- [A run of records]
* Begin *
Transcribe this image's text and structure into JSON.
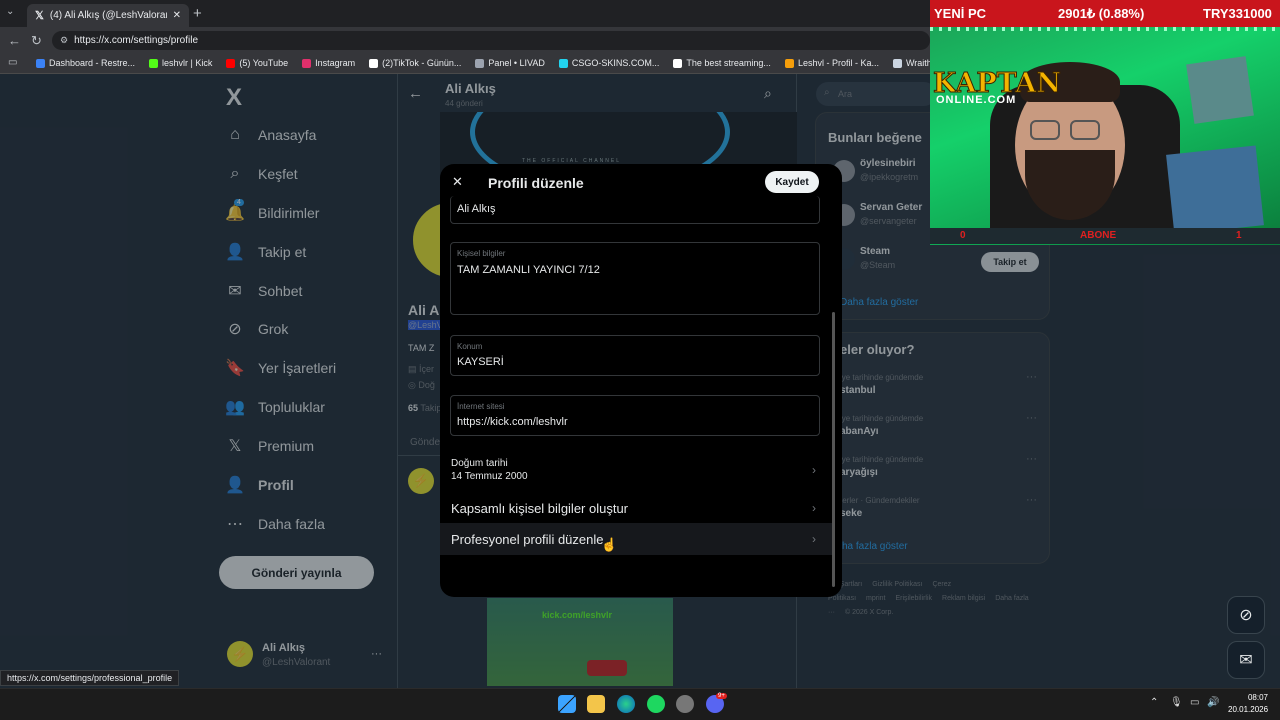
{
  "browser": {
    "tab_title": "(4) Ali Alkış (@LeshValorant) adlı k",
    "tab_close": "✕",
    "new_tab": "+",
    "url": "https://x.com/settings/profile",
    "bookmarks": [
      {
        "label": "Dashboard - Restre...",
        "color": "#3b82f6"
      },
      {
        "label": "leshvlr | Kick",
        "color": "#53fc18"
      },
      {
        "label": "(5) YouTube",
        "color": "#ff0000"
      },
      {
        "label": "Instagram",
        "color": "#e1306c"
      },
      {
        "label": "(2)TikTok - Günün...",
        "color": "#ffffff"
      },
      {
        "label": "Panel • LIVAD",
        "color": "#9ca3af"
      },
      {
        "label": "CSGO-SKINS.COM...",
        "color": "#22d3ee"
      },
      {
        "label": "The best streaming...",
        "color": "#ffffff"
      },
      {
        "label": "Leshvl - Profil - Ka...",
        "color": "#f59e0b"
      },
      {
        "label": "Wraith",
        "color": "#cbd5e1"
      },
      {
        "label": "LeshVL",
        "color": "#a855f7"
      }
    ],
    "status_url": "https://x.com/settings/professional_profile"
  },
  "sidebar": {
    "logo": "X",
    "items": [
      {
        "label": "Anasayfa",
        "icon": "home-icon",
        "glyph": "⌂"
      },
      {
        "label": "Keşfet",
        "icon": "search-icon",
        "glyph": "⌕"
      },
      {
        "label": "Bildirimler",
        "icon": "bell-icon",
        "glyph": "🔔",
        "badge": "4"
      },
      {
        "label": "Takip et",
        "icon": "person-add-icon",
        "glyph": "👤"
      },
      {
        "label": "Sohbet",
        "icon": "mail-icon",
        "glyph": "✉"
      },
      {
        "label": "Grok",
        "icon": "grok-icon",
        "glyph": "⊘"
      },
      {
        "label": "Yer İşaretleri",
        "icon": "bookmark-icon",
        "glyph": "🔖"
      },
      {
        "label": "Topluluklar",
        "icon": "communities-icon",
        "glyph": "👥"
      },
      {
        "label": "Premium",
        "icon": "x-premium-icon",
        "glyph": "𝕏"
      },
      {
        "label": "Profil",
        "icon": "profile-icon",
        "glyph": "👤"
      },
      {
        "label": "Daha fazla",
        "icon": "more-circle-icon",
        "glyph": "⋯"
      }
    ],
    "post_button": "Gönderi yayınla",
    "account": {
      "name": "Ali Alkış",
      "handle": "@LeshValorant",
      "menu": "···"
    }
  },
  "profile_header": {
    "back": "←",
    "name": "Ali Alkış",
    "posts": "44 gönderi",
    "banner_text": "THE OFFICIAL CHANNEL",
    "partial_name": "Ali A",
    "partial_handle": "@LeshV",
    "partial_bio": "TAM Z",
    "partial_cat": "İçer",
    "partial_loc": "Doğ",
    "following_count": "65",
    "following_label": "Takip",
    "tab_posts": "Gönde",
    "video_caption": "kick.com/leshvlr"
  },
  "modal": {
    "close": "✕",
    "title": "Profili düzenle",
    "save": "Kaydet",
    "name_value": "Ali Alkış",
    "bio_label": "Kişisel bilgiler",
    "bio_value": "TAM ZAMANLI YAYINCI 7/12",
    "location_label": "Konum",
    "location_value": "KAYSERİ",
    "website_label": "İnternet sitesi",
    "website_value": "https://kick.com/leshvlr",
    "birth_label": "Doğum tarihi",
    "birth_value": "14 Temmuz 2000",
    "extended_bio": "Kapsamlı kişisel bilgiler oluştur",
    "professional": "Profesyonel profili düzenle",
    "chevron": "›"
  },
  "right": {
    "search_placeholder": "Ara",
    "who_to_follow_title": "Bunları beğene",
    "people": [
      {
        "name": "öylesinebiri",
        "handle": "@ipekkogretm"
      },
      {
        "name": "Servan Geter",
        "handle": "@servangeter"
      },
      {
        "name": "Steam",
        "handle": "@Steam",
        "follow": "Takip et"
      }
    ],
    "show_more": "Daha fazla göster",
    "trends_title": "eler oluyor?",
    "trends": [
      {
        "meta": "iye tarihinde gündemde",
        "topic": "stanbul"
      },
      {
        "meta": "iye tarihinde gündemde",
        "topic": "abanAyı"
      },
      {
        "meta": "iye tarihinde gündemde",
        "topic": "aryağışı"
      },
      {
        "meta": "ıerler · Gündemdekiler",
        "topic": "seke"
      }
    ],
    "trends_more": "ha fazla göster",
    "footer": [
      "nat Şartları",
      "Gizlilik Politikası",
      "Çerez Politikası",
      "mprint",
      "Erişilebilirlik",
      "Reklam bilgisi",
      "Daha fazla ···",
      "© 2026 X Corp."
    ]
  },
  "overlay": {
    "left_text": "YENİ PC",
    "mid_text": "2901₺ (0.88%)",
    "right_text": "TRY331000",
    "brand_top": "KAPTAN",
    "brand_bottom": "ONLINE.COM",
    "sub_left": "0",
    "sub_mid": "ABONE",
    "sub_right": "1"
  },
  "taskbar": {
    "time": "08:07",
    "date": "20.01.2026",
    "badge": "9+"
  }
}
* End *
- [What is asked] Gather every line from the listing above in which the word "fazla" appears.

- [Solution]
        "label": "Daha fazla",
    "show_more": "Daha fazla göster",
    "trends_more": "ha fazla göster",
      "Daha fazla ···",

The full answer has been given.